▸ Collection entries

========================================

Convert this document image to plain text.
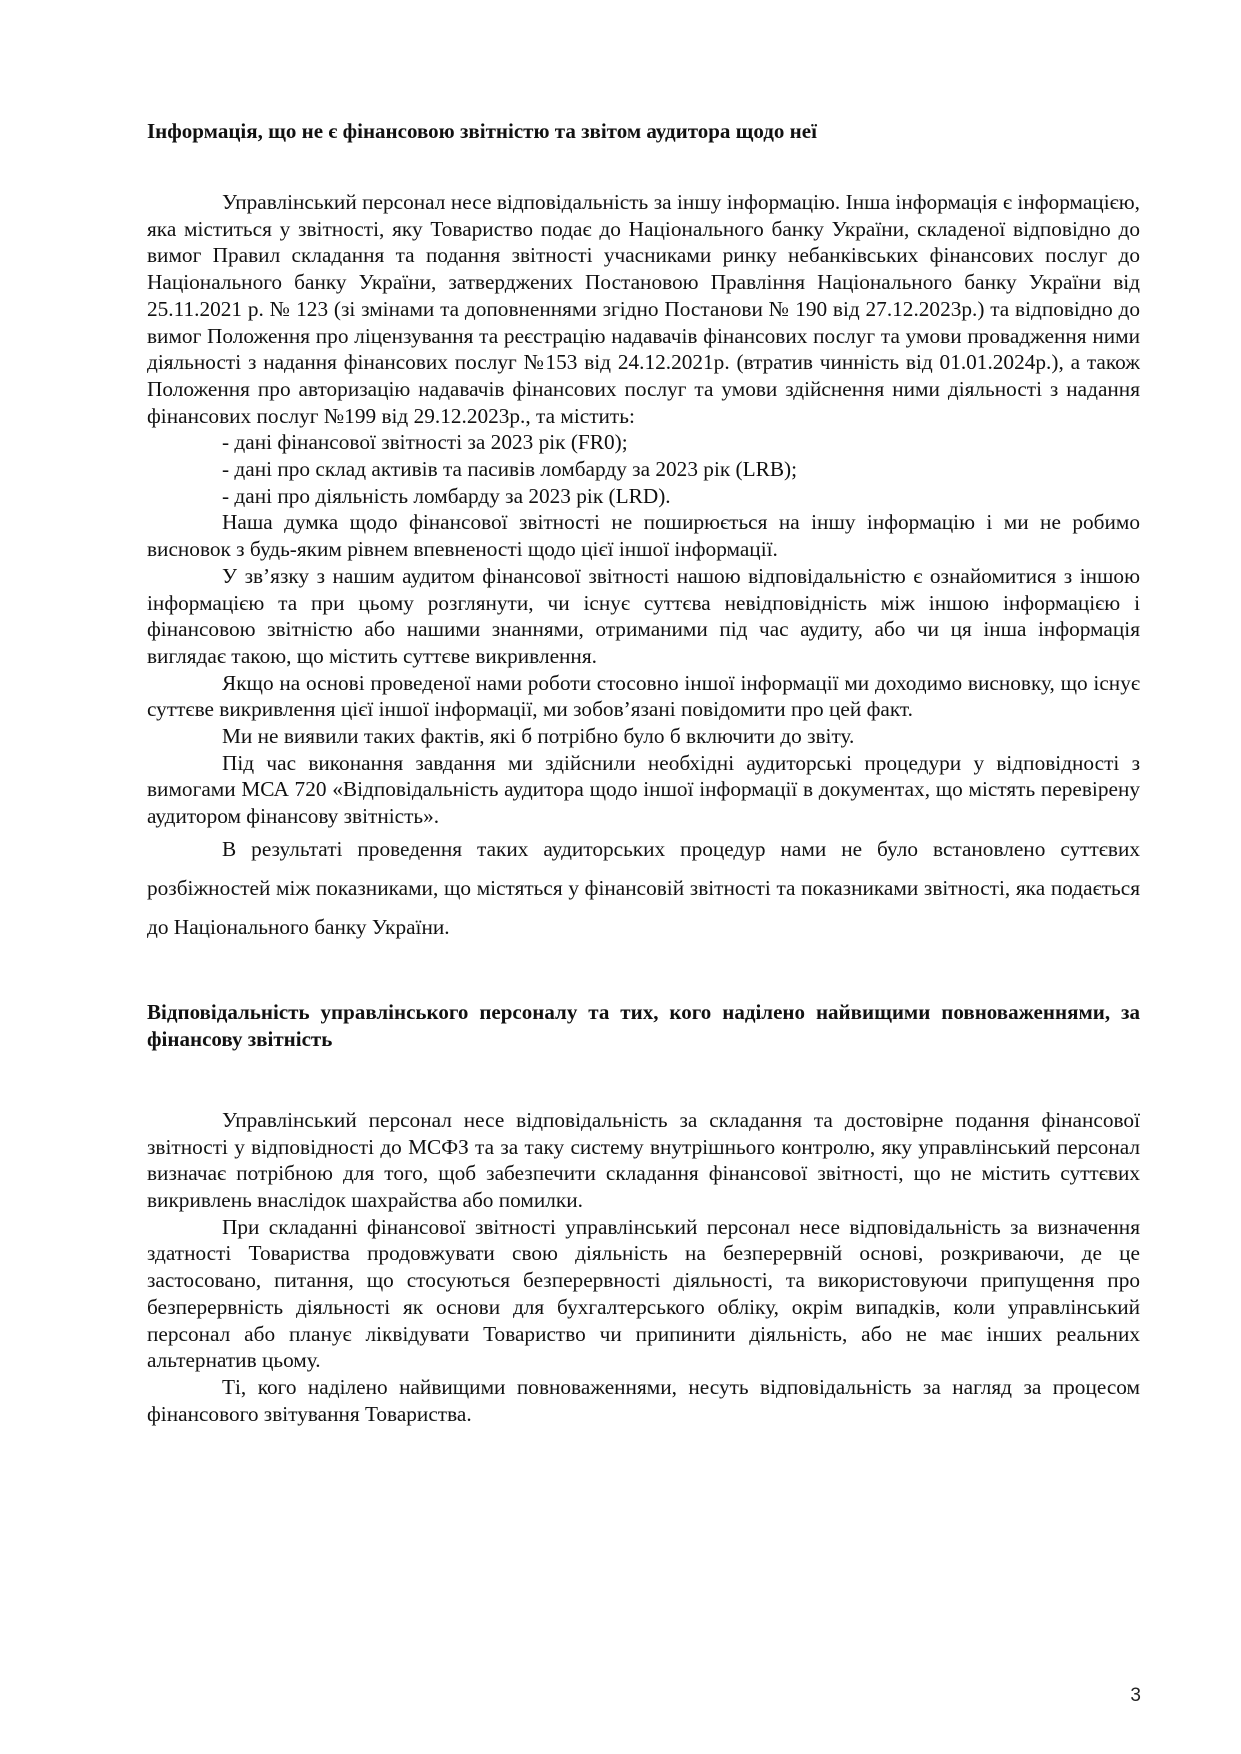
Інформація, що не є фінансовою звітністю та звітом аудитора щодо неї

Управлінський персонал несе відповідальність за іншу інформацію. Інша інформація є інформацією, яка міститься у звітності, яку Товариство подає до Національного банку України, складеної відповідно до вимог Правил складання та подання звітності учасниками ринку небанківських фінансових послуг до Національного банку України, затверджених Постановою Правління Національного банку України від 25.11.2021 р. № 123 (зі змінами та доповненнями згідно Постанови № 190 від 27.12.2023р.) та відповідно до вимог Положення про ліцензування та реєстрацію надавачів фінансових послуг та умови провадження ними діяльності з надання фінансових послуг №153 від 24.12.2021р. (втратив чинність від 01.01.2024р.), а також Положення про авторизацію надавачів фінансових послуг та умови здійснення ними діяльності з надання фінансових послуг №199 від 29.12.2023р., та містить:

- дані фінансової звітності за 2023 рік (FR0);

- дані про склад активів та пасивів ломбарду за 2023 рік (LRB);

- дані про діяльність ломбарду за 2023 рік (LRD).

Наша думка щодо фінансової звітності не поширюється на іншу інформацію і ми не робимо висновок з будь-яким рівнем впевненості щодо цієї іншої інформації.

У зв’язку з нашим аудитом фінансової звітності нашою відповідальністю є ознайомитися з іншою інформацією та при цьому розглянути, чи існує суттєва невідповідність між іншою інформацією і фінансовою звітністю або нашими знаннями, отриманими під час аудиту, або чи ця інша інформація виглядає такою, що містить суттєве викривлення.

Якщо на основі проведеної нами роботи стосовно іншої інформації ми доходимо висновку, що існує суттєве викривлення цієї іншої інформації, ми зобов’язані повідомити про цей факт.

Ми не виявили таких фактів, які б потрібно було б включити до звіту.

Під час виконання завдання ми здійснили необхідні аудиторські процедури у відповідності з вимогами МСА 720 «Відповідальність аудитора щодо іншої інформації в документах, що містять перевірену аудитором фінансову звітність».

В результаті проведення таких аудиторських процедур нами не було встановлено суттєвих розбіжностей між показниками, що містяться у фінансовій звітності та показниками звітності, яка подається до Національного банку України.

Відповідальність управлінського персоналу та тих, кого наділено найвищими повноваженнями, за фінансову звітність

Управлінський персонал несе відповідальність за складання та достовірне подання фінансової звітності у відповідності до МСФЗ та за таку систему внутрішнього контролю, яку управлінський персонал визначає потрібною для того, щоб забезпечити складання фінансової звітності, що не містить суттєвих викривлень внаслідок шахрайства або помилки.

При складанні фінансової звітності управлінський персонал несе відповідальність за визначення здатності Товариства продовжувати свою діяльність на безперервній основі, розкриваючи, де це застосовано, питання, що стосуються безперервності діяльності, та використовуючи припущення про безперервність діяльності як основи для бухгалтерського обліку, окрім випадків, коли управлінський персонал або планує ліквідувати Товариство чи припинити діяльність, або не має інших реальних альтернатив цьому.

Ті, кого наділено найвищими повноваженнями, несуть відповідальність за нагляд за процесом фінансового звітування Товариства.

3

========================================

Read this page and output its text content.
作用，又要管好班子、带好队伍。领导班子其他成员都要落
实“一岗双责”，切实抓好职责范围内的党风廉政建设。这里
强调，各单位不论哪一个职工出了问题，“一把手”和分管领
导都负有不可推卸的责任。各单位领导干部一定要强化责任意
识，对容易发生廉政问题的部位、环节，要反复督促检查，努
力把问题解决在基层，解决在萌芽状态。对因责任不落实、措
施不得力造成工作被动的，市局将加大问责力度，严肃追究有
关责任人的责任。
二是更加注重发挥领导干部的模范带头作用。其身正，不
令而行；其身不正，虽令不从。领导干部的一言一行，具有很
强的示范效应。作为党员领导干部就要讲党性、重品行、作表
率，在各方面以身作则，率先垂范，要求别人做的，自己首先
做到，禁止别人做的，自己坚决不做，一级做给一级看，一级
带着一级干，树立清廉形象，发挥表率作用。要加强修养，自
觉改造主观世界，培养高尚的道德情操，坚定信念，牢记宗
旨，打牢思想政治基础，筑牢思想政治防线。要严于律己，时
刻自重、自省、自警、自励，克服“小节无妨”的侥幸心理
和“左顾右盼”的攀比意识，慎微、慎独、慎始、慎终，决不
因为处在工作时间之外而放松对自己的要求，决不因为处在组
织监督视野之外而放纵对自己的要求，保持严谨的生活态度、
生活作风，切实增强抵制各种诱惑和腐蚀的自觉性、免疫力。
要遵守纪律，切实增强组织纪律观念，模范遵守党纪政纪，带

========================================

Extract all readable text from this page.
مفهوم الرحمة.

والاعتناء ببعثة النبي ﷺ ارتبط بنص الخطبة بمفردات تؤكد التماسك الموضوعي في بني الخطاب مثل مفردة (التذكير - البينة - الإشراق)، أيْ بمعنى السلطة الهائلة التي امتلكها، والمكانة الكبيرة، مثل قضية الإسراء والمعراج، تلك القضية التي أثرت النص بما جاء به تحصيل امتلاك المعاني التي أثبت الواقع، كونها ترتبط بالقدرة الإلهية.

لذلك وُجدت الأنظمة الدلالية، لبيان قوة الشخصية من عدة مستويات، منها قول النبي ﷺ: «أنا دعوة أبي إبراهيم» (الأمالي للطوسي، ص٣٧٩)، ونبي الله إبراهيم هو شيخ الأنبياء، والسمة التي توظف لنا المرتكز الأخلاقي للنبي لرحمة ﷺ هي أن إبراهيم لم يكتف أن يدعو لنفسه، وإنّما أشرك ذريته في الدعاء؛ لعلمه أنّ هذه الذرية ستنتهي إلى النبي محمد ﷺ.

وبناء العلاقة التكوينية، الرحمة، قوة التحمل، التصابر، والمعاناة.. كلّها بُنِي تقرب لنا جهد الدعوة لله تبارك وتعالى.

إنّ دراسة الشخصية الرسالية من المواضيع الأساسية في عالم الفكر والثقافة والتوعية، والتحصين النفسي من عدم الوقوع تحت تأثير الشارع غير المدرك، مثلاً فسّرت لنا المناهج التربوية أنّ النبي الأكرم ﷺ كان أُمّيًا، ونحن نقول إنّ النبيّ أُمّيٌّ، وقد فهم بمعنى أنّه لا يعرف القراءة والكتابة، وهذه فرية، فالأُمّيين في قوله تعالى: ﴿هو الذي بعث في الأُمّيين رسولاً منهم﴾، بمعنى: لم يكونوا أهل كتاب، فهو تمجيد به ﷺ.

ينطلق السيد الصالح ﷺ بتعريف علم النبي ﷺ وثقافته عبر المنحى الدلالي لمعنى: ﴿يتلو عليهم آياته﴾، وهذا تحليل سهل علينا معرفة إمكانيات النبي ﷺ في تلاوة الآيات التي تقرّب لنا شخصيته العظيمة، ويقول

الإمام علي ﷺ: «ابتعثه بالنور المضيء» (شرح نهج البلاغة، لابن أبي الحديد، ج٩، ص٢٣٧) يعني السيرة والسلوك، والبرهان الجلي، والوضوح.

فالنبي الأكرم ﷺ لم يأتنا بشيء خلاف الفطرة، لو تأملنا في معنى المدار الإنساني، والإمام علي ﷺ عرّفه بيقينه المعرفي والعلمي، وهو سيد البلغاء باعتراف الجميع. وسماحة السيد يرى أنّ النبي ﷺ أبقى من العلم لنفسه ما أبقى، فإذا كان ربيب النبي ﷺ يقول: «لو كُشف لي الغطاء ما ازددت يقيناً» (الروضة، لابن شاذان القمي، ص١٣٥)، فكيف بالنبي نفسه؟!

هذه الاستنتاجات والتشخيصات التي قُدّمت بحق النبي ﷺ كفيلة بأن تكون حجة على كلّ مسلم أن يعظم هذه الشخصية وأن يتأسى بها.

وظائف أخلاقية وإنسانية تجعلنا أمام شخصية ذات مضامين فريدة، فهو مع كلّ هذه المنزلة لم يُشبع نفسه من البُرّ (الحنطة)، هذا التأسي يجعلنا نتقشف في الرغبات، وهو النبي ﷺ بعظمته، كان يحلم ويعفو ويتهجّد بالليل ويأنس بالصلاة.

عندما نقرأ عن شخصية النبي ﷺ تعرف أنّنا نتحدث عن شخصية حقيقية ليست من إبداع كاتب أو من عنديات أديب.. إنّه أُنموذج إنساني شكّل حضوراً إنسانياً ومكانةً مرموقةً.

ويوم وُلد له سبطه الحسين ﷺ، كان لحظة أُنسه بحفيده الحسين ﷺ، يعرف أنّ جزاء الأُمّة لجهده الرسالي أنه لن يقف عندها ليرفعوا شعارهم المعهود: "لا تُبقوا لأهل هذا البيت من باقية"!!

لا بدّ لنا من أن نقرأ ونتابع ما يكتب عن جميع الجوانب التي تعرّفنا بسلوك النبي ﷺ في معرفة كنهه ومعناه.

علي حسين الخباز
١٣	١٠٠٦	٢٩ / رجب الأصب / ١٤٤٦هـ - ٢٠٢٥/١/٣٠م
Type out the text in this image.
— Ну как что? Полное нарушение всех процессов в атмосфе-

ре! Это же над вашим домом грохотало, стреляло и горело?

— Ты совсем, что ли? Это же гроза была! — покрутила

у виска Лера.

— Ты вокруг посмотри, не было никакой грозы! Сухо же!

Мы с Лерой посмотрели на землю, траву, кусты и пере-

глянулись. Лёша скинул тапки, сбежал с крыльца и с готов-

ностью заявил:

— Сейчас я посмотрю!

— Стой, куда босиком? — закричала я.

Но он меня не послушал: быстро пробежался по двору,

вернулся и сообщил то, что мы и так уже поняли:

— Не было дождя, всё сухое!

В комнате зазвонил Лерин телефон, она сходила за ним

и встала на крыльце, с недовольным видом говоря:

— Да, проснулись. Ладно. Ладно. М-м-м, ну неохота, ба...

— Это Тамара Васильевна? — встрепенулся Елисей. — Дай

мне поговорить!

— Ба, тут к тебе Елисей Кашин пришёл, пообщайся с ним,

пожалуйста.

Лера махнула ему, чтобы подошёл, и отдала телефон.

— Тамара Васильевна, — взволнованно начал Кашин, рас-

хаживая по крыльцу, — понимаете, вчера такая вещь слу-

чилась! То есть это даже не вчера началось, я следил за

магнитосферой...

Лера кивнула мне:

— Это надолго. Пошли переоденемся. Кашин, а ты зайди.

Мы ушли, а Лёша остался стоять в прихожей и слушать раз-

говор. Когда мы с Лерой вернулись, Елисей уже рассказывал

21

========================================

▸ Task prompt
In the entries above, some lines may contain the string "معرفة"; report how many, without additional comment.

▸ Result for this task
2